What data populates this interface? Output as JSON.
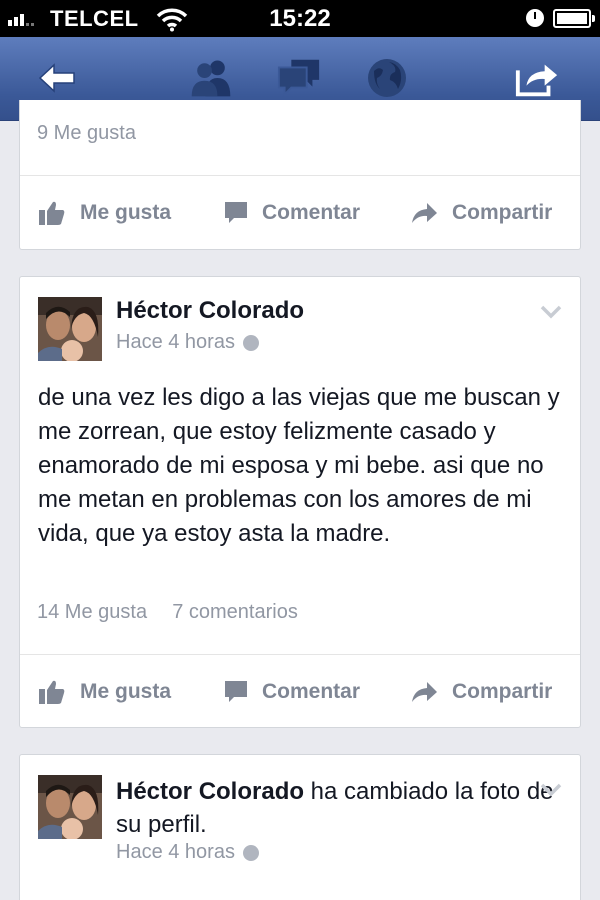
{
  "status_bar": {
    "carrier": "TELCEL",
    "time": "15:22"
  },
  "nav_bar": {
    "icons": [
      "back-arrow-icon",
      "friend-requests-icon",
      "messages-icon",
      "notifications-globe-icon",
      "share-icon"
    ]
  },
  "feed": {
    "post_top": {
      "likes": "9 Me gusta",
      "actions": {
        "like": "Me gusta",
        "comment": "Comentar",
        "share": "Compartir"
      }
    },
    "post_main": {
      "author": "Héctor Colorado",
      "timestamp": "Hace 4 horas",
      "text": "de una vez les digo a las viejas que me buscan y me zorrean, que estoy felizmente casado y enamorado de mi esposa y mi bebe. asi que no me metan en problemas con los amores de mi vida, que ya estoy asta la madre.",
      "likes": "14 Me gusta",
      "comments": "7 comentarios",
      "actions": {
        "like": "Me gusta",
        "comment": "Comentar",
        "share": "Compartir"
      }
    },
    "post_bottom": {
      "author": "Héctor Colorado",
      "story": " ha cambiado la foto de su perfil.",
      "timestamp": "Hace 4 horas"
    }
  },
  "colors": {
    "nav_blue": "#3b5998",
    "background": "#e9eaef",
    "meta_text": "#9197a3",
    "action_text": "#7f8694"
  }
}
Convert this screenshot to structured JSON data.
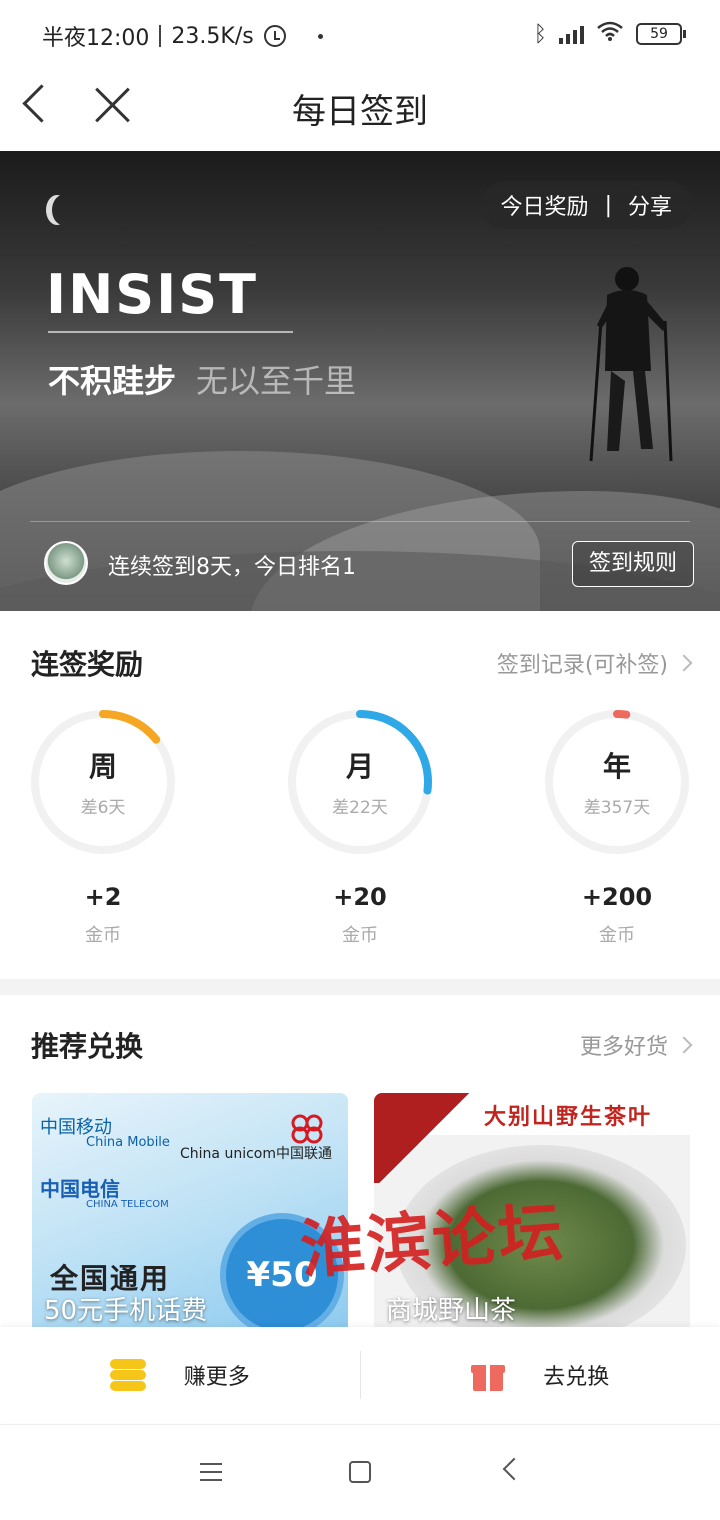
====
— STATED TASK —
Restate the whole listing above exactly, please, omitting every image.

— RESPONSE TO THIS TASK —
What data populates this interface? Output as JSON.
{
  "status_bar": {
    "carrier": "TELCEL",
    "time": "15:22"
  },
  "nav_bar": {
    "icons": [
      "back-arrow-icon",
      "friend-requests-icon",
      "messages-icon",
      "notifications-globe-icon",
      "share-icon"
    ]
  },
  "feed": {
    "post_top": {
      "likes": "9 Me gusta",
      "actions": {
        "like": "Me gusta",
        "comment": "Comentar",
        "share": "Compartir"
      }
    },
    "post_main": {
      "author": "Héctor Colorado",
      "timestamp": "Hace 4 horas",
      "text": "de una vez les digo a las viejas que me buscan y me zorrean, que estoy felizmente casado y enamorado de mi esposa y mi bebe. asi que no me metan en problemas con los amores de mi vida, que ya estoy asta la madre.",
      "likes": "14 Me gusta",
      "comments": "7 comentarios",
      "actions": {
        "like": "Me gusta",
        "comment": "Comentar",
        "share": "Compartir"
      }
    },
    "post_bottom": {
      "author": "Héctor Colorado",
      "story": " ha cambiado la foto de su perfil.",
      "timestamp": "Hace 4 horas"
    }
  },
  "colors": {
    "nav_blue": "#3b5998",
    "background": "#e9eaef",
    "meta_text": "#9197a3",
    "action_text": "#7f8694"
  }
}
Convert this screenshot to structured JSON data.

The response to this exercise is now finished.